• _What to do_:
Transcribe the listing verbatim. Do not carry over any pictures.

• _Record extracts_:
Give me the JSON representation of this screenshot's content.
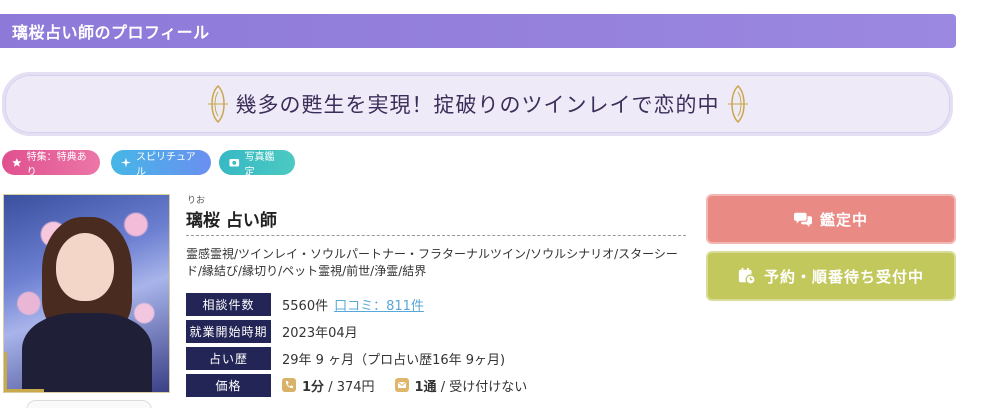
{
  "header": {
    "title": "璃桜占い師のプロフィール"
  },
  "catchphrase": "幾多の甦生を実現！掟破りのツインレイで恋的中",
  "tags": [
    {
      "label": "特集：特典あり",
      "icon": "star-icon",
      "color": "#e0508f"
    },
    {
      "label": "スピリチュアル",
      "icon": "sparkle-icon",
      "color": "#5aa2ec"
    },
    {
      "label": "写真鑑定",
      "icon": "photo-icon",
      "color": "#3dbfc3"
    }
  ],
  "profile": {
    "ruby": "りお",
    "name": "璃桜 占い師",
    "specialties": "霊感霊視/ツインレイ・ソウルパートナー・フラターナルツイン/ソウルシナリオ/スターシード/縁結び/縁切り/ペット霊視/前世/浄霊/結界"
  },
  "info": {
    "consult_count": {
      "label": "相談件数",
      "value": "5560件",
      "review": "口コミ：811件"
    },
    "start_date": {
      "label": "就業開始時期",
      "value": "2023年04月"
    },
    "career": {
      "label": "占い歴",
      "value": "29年 9 ヶ月（プロ占い歴16年 9ヶ月)"
    },
    "price": {
      "label": "価格",
      "phone_unit": "1分",
      "phone_price": "/ 374円",
      "mail_unit": "1通",
      "mail_price": "/ 受け付けない"
    }
  },
  "buttons": {
    "consult": "鑑定中",
    "reserve": "予約・順番待ち受付中"
  },
  "colors": {
    "header": "#8d79d8",
    "label_bg": "#232556",
    "consult_btn": "#e98a85",
    "reserve_btn": "#c3c85c",
    "link": "#5aa8d8"
  }
}
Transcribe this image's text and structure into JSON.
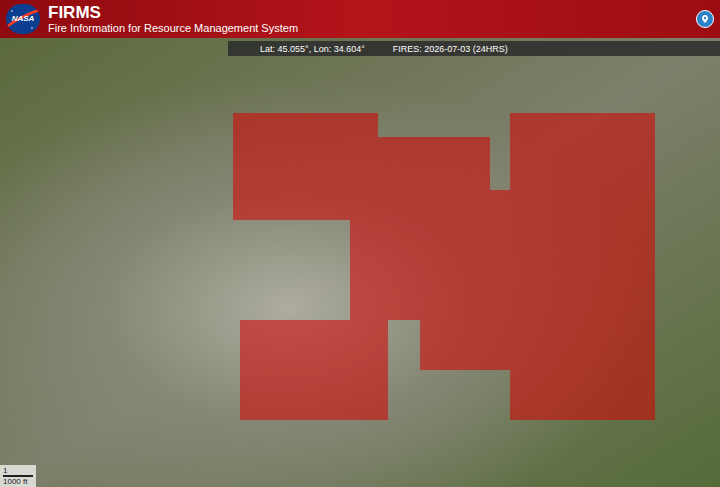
{
  "header": {
    "logo": "NASA",
    "title": "FIRMS",
    "subtitle": "Fire Information for Resource Management System"
  },
  "info_bar": {
    "coordinates": "Lat: 45.055°, Lon: 34.604°",
    "fires": "FIRES: 2026-07-03 (24HRS)"
  },
  "scale": {
    "upper": "1",
    "lower": "1000 ft"
  }
}
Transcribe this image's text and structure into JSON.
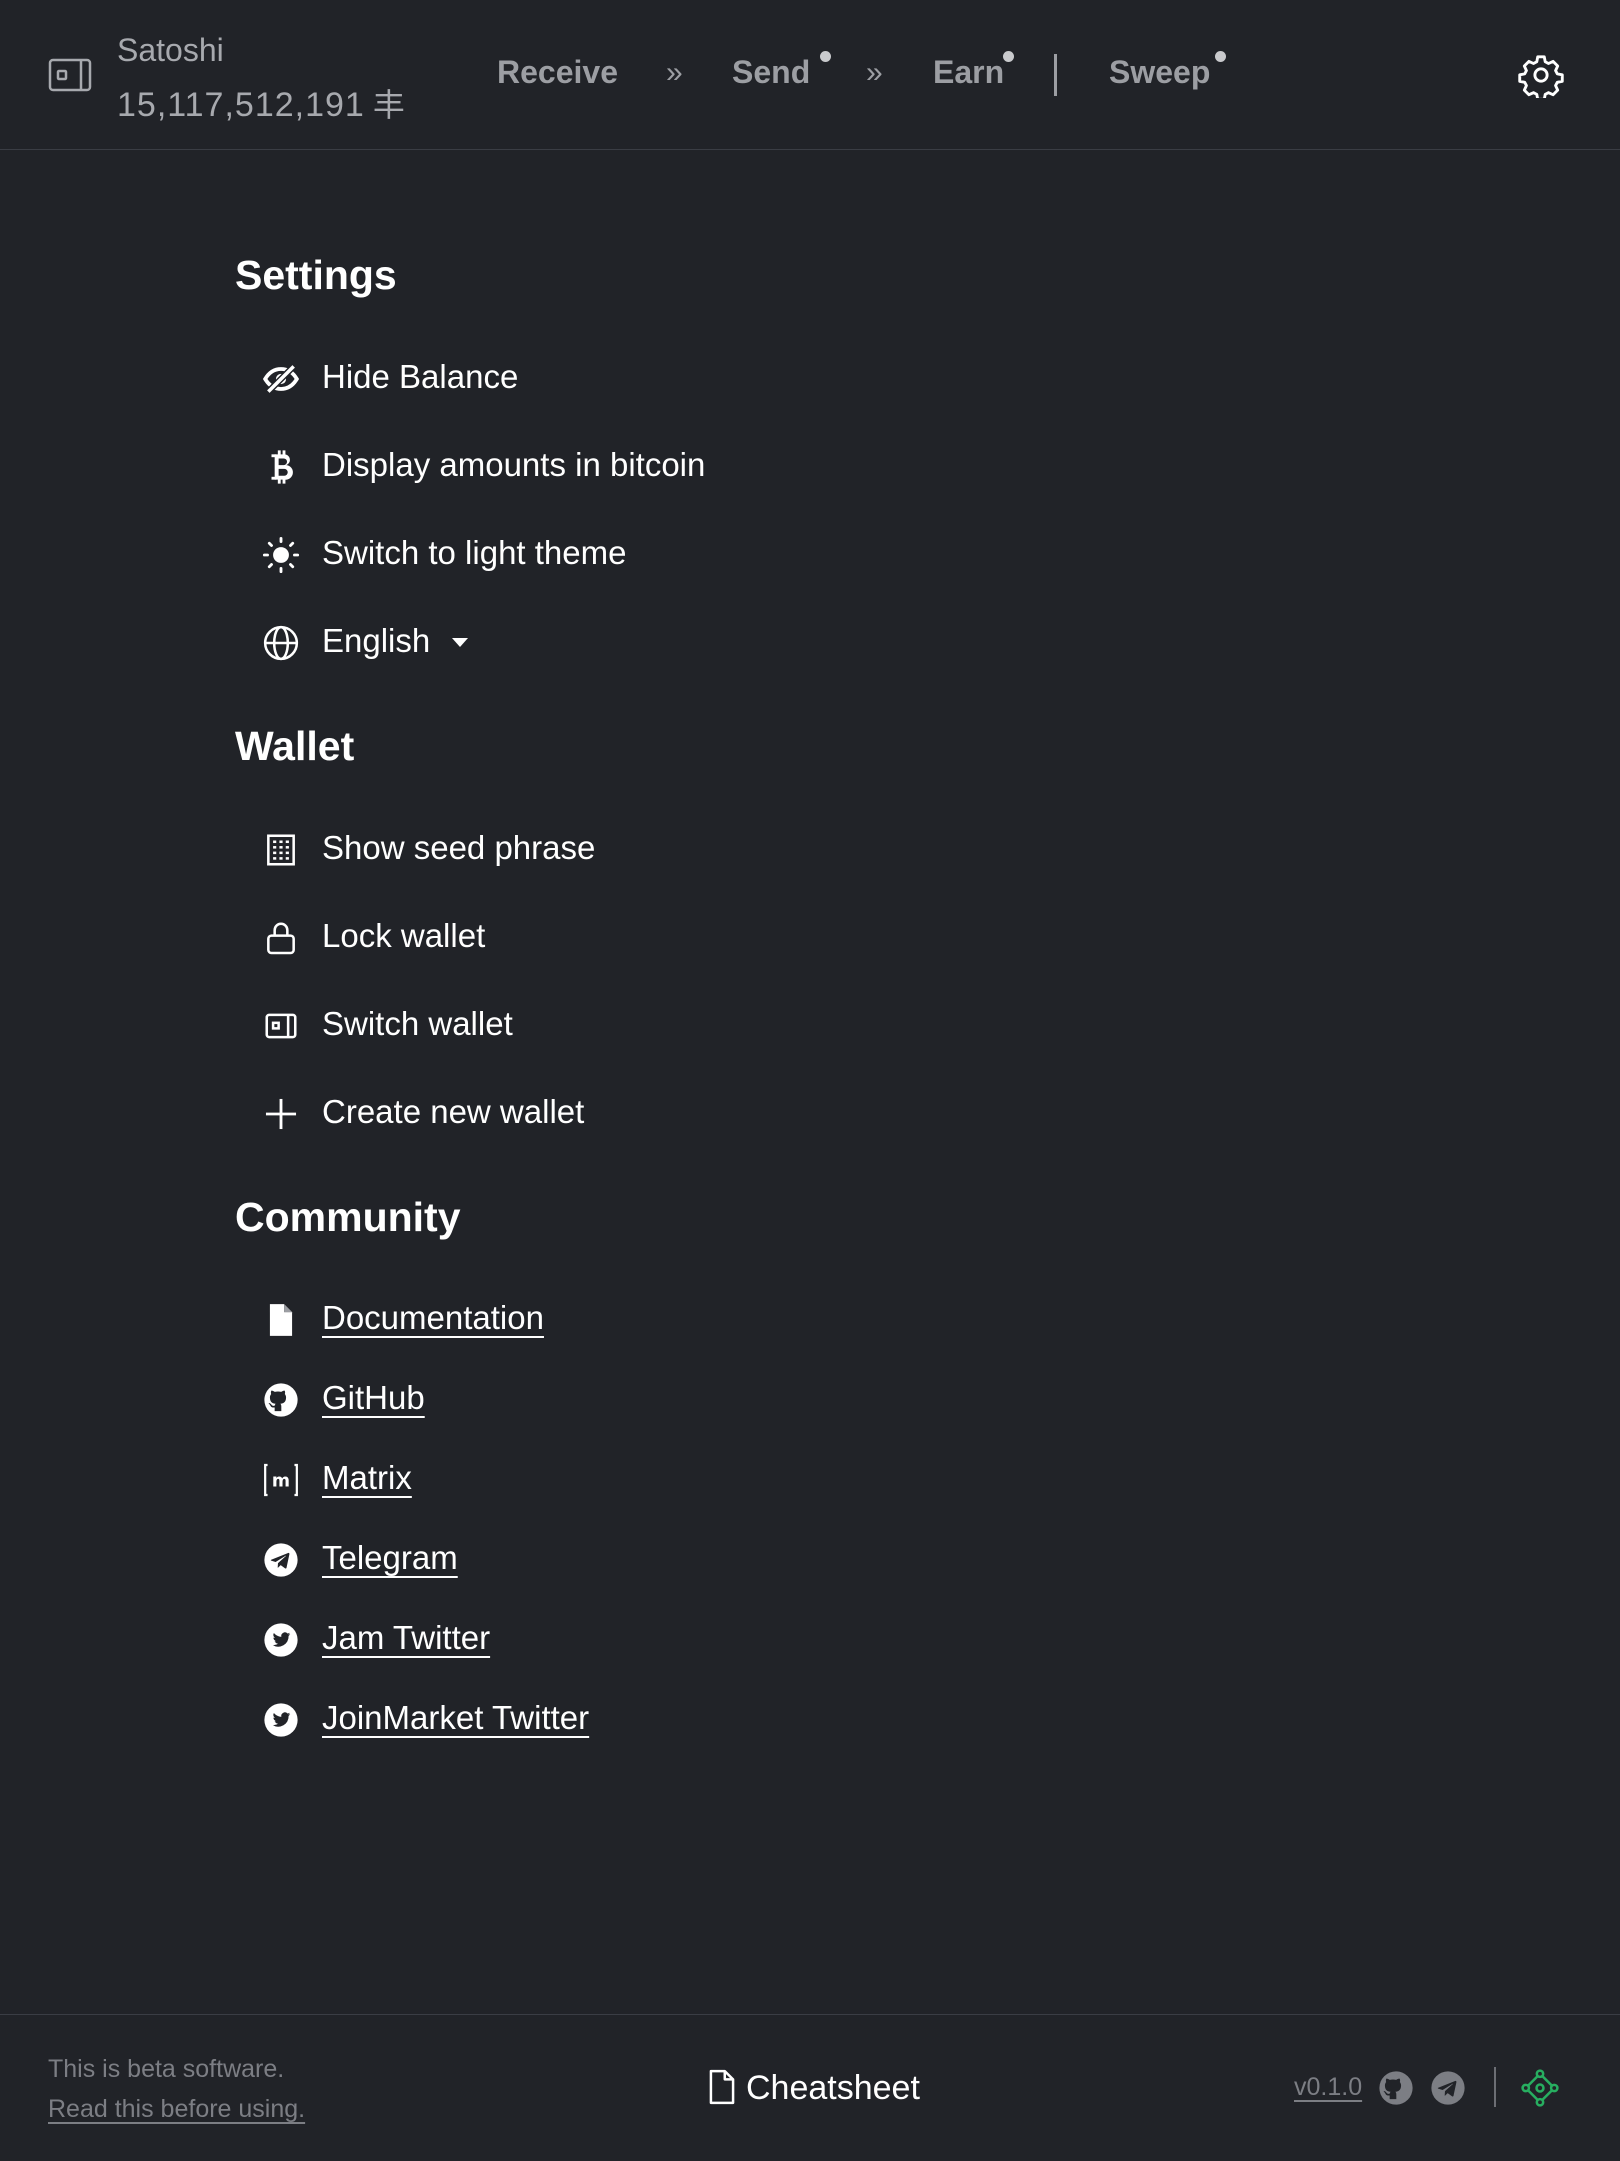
{
  "header": {
    "wallet_name": "Satoshi",
    "wallet_balance": "15,117,512,191",
    "balance_unit_symbol": "丰",
    "nav": {
      "receive": "Receive",
      "sep1": "»",
      "send": "Send",
      "sep2": "»",
      "earn": "Earn",
      "sweep": "Sweep"
    },
    "settings_icon": "gear-icon"
  },
  "settings": {
    "title": "Settings",
    "hide_balance": "Hide Balance",
    "display_bitcoin": "Display amounts in bitcoin",
    "light_theme": "Switch to light theme",
    "language": "English"
  },
  "wallet": {
    "title": "Wallet",
    "show_seed": "Show seed phrase",
    "lock": "Lock wallet",
    "switch": "Switch wallet",
    "create": "Create new wallet"
  },
  "community": {
    "title": "Community",
    "links": {
      "documentation": "Documentation",
      "github": "GitHub",
      "matrix": "Matrix",
      "telegram": "Telegram",
      "jam_twitter": "Jam Twitter",
      "joinmarket_twitter": "JoinMarket Twitter"
    }
  },
  "footer": {
    "beta_text": "This is beta software.",
    "beta_link": "Read this before using.",
    "cheatsheet": "Cheatsheet",
    "version": "v0.1.0",
    "status_color": "#27ae60"
  },
  "colors": {
    "background": "#212328",
    "text": "#ffffff",
    "muted": "#7c7e84",
    "nav": "#9c9ea3"
  }
}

• _Written reply_:
Give me the JSON representation of this screenshot's content.
{
  "header": {
    "title": "璃桜占い師のプロフィール"
  },
  "catchphrase": "幾多の甦生を実現！掟破りのツインレイで恋的中",
  "tags": [
    {
      "label": "特集：特典あり",
      "icon": "star-icon",
      "color": "#e0508f"
    },
    {
      "label": "スピリチュアル",
      "icon": "sparkle-icon",
      "color": "#5aa2ec"
    },
    {
      "label": "写真鑑定",
      "icon": "photo-icon",
      "color": "#3dbfc3"
    }
  ],
  "profile": {
    "ruby": "りお",
    "name": "璃桜 占い師",
    "specialties": "霊感霊視/ツインレイ・ソウルパートナー・フラターナルツイン/ソウルシナリオ/スターシード/縁結び/縁切り/ペット霊視/前世/浄霊/結界"
  },
  "info": {
    "consult_count": {
      "label": "相談件数",
      "value": "5560件",
      "review": "口コミ：811件"
    },
    "start_date": {
      "label": "就業開始時期",
      "value": "2023年04月"
    },
    "career": {
      "label": "占い歴",
      "value": "29年 9 ヶ月（プロ占い歴16年 9ヶ月)"
    },
    "price": {
      "label": "価格",
      "phone_unit": "1分",
      "phone_price": "/ 374円",
      "mail_unit": "1通",
      "mail_price": "/ 受け付けない"
    }
  },
  "buttons": {
    "consult": "鑑定中",
    "reserve": "予約・順番待ち受付中"
  },
  "colors": {
    "header": "#8d79d8",
    "label_bg": "#232556",
    "consult_btn": "#e98a85",
    "reserve_btn": "#c3c85c",
    "link": "#5aa8d8"
  }
}
Transcribe this image's text and structure into JSON.
{
  "header": {
    "logo": "NASA",
    "title": "FIRMS",
    "subtitle": "Fire Information for Resource Management System"
  },
  "info_bar": {
    "coordinates": "Lat: 45.055°, Lon: 34.604°",
    "fires": "FIRES: 2026-07-03 (24HRS)"
  },
  "scale": {
    "upper": "1",
    "lower": "1000 ft"
  }
}
Transcribe this image's text and structure into JSON.
{
  "header": {
    "wallet_name": "Satoshi",
    "wallet_balance": "15,117,512,191",
    "balance_unit_symbol": "丰",
    "nav": {
      "receive": "Receive",
      "sep1": "»",
      "send": "Send",
      "sep2": "»",
      "earn": "Earn",
      "sweep": "Sweep"
    },
    "settings_icon": "gear-icon"
  },
  "settings": {
    "title": "Settings",
    "hide_balance": "Hide Balance",
    "display_bitcoin": "Display amounts in bitcoin",
    "light_theme": "Switch to light theme",
    "language": "English"
  },
  "wallet": {
    "title": "Wallet",
    "show_seed": "Show seed phrase",
    "lock": "Lock wallet",
    "switch": "Switch wallet",
    "create": "Create new wallet"
  },
  "community": {
    "title": "Community",
    "links": {
      "documentation": "Documentation",
      "github": "GitHub",
      "matrix": "Matrix",
      "telegram": "Telegram",
      "jam_twitter": "Jam Twitter",
      "joinmarket_twitter": "JoinMarket Twitter"
    }
  },
  "footer": {
    "beta_text": "This is beta software.",
    "beta_link": "Read this before using.",
    "cheatsheet": "Cheatsheet",
    "version": "v0.1.0",
    "status_color": "#27ae60"
  },
  "colors": {
    "background": "#212328",
    "text": "#ffffff",
    "muted": "#7c7e84",
    "nav": "#9c9ea3"
  }
}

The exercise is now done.